Information supplied
* Begin *
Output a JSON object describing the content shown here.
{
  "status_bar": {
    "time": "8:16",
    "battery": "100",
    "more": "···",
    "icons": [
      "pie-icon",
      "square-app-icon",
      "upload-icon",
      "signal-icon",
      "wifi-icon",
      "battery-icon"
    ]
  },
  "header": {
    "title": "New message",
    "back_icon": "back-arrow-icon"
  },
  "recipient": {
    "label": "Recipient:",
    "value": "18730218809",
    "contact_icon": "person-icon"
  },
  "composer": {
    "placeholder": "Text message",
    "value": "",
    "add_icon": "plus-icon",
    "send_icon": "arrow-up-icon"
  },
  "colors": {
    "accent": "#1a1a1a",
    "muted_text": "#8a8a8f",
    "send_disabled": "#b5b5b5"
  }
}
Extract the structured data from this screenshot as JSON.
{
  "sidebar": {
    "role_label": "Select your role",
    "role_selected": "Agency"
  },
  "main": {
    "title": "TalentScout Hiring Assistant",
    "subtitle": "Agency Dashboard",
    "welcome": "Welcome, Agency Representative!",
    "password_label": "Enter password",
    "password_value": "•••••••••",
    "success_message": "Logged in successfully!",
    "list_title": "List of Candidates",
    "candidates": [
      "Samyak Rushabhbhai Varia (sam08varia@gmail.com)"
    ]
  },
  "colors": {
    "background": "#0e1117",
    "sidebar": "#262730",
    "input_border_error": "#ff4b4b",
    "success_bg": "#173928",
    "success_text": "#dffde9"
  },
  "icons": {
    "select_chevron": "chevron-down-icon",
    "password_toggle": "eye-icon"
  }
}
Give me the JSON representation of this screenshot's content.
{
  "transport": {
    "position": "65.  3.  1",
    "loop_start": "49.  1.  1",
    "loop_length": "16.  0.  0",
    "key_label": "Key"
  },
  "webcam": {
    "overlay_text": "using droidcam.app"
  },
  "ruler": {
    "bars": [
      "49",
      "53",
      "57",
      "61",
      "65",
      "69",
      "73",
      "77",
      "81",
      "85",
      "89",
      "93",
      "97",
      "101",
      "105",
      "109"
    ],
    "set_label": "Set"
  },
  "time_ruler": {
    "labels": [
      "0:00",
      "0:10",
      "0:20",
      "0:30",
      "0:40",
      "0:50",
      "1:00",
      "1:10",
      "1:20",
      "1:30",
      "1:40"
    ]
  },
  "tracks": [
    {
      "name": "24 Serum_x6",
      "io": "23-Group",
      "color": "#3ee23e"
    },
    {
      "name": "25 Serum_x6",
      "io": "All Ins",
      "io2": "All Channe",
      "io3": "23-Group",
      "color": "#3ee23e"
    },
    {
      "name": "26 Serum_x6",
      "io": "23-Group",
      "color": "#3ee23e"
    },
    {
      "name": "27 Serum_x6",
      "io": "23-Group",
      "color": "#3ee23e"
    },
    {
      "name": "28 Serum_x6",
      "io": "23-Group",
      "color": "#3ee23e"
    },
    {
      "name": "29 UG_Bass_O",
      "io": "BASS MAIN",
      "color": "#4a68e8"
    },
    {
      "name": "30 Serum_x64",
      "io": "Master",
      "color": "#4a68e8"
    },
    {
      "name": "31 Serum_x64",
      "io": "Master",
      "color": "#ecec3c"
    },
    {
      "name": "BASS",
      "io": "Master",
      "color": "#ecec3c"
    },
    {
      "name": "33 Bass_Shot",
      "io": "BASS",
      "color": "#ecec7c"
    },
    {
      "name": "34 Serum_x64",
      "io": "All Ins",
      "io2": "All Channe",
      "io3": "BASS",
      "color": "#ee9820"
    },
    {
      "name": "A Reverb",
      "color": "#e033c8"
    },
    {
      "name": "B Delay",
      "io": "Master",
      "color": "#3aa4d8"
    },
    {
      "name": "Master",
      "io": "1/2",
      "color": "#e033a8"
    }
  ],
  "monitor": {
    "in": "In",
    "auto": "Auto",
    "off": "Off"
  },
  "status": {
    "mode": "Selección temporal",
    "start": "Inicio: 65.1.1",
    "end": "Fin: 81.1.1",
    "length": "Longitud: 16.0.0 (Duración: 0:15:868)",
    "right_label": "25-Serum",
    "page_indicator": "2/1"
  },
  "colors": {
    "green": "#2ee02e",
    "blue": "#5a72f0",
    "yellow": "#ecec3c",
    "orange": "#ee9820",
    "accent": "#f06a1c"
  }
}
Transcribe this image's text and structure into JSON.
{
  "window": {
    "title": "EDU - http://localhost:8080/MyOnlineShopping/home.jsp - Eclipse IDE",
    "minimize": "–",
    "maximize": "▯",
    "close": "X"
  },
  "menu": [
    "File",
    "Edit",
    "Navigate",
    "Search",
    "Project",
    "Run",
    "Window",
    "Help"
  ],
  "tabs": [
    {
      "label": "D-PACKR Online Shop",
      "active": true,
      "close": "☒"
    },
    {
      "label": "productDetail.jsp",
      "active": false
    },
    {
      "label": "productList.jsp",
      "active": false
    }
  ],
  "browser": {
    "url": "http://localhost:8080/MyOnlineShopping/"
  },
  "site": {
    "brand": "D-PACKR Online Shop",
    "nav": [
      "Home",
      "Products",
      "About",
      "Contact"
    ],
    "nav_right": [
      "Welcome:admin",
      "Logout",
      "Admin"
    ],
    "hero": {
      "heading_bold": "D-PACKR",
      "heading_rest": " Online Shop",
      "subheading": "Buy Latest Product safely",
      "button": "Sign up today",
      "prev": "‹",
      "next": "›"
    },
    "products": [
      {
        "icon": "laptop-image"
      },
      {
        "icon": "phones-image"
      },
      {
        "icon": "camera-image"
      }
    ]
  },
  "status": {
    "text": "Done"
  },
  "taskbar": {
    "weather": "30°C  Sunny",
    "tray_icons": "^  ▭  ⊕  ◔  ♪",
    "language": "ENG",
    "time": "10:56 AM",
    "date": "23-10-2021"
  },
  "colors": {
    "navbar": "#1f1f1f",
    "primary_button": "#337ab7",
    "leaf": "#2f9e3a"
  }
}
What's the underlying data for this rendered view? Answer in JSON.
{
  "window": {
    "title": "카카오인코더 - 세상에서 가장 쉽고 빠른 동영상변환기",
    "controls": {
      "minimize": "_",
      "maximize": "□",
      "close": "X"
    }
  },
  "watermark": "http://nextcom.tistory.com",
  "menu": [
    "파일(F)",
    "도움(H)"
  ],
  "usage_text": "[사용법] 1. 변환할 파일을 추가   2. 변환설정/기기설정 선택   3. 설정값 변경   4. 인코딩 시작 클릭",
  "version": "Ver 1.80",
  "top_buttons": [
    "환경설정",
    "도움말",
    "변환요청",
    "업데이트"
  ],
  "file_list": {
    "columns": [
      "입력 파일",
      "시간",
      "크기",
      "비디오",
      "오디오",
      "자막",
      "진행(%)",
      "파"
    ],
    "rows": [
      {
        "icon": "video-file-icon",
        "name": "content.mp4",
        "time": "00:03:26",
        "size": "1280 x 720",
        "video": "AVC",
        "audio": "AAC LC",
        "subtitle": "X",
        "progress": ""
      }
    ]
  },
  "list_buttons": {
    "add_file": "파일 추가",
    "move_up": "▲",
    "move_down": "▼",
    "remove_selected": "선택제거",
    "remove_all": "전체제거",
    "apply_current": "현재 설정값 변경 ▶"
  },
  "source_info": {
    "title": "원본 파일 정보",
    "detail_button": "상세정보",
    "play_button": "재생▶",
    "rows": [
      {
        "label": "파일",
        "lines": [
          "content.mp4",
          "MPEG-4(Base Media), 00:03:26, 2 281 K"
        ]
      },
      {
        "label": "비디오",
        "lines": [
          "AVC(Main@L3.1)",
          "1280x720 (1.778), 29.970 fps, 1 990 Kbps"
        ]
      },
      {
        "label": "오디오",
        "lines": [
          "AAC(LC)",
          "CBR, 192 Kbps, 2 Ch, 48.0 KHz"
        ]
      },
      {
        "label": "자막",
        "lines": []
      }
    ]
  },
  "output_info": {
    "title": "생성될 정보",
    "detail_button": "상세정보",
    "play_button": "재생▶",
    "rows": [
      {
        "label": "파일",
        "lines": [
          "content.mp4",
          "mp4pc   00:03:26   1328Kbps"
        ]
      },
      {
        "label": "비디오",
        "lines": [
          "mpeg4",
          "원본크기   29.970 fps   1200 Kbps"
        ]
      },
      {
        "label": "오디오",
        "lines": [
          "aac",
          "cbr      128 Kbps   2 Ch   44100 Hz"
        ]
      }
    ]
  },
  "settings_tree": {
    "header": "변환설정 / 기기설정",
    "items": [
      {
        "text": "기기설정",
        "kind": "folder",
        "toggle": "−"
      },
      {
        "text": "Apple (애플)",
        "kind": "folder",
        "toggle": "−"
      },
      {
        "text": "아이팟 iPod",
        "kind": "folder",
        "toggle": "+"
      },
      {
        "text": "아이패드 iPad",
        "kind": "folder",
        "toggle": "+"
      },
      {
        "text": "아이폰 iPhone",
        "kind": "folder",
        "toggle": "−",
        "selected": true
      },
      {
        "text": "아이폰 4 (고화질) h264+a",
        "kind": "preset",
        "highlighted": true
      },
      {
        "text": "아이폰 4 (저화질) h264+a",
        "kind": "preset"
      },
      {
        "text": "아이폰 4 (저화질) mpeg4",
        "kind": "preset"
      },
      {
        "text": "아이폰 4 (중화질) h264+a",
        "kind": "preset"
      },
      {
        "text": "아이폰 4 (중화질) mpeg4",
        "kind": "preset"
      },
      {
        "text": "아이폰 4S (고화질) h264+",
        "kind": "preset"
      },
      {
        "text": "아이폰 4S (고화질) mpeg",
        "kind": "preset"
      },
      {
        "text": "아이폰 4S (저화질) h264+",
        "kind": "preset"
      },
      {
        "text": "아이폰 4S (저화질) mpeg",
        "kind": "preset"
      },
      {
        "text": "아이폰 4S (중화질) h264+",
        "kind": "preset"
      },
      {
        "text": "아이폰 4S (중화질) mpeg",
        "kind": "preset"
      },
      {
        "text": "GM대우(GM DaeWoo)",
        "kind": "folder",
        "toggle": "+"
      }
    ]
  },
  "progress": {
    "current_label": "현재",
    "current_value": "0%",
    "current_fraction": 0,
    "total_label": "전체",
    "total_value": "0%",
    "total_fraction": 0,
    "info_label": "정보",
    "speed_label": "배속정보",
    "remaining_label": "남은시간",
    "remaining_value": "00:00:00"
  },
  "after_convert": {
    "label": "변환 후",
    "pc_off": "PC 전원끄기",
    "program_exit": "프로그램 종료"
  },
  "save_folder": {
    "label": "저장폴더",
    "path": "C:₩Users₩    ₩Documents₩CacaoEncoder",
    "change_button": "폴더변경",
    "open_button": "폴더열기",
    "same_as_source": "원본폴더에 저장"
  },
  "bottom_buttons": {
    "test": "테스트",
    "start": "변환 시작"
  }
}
* End *
Written task
Say how many lines in the records hold "Agency", with the number as the whole reply.

Answer to the task
3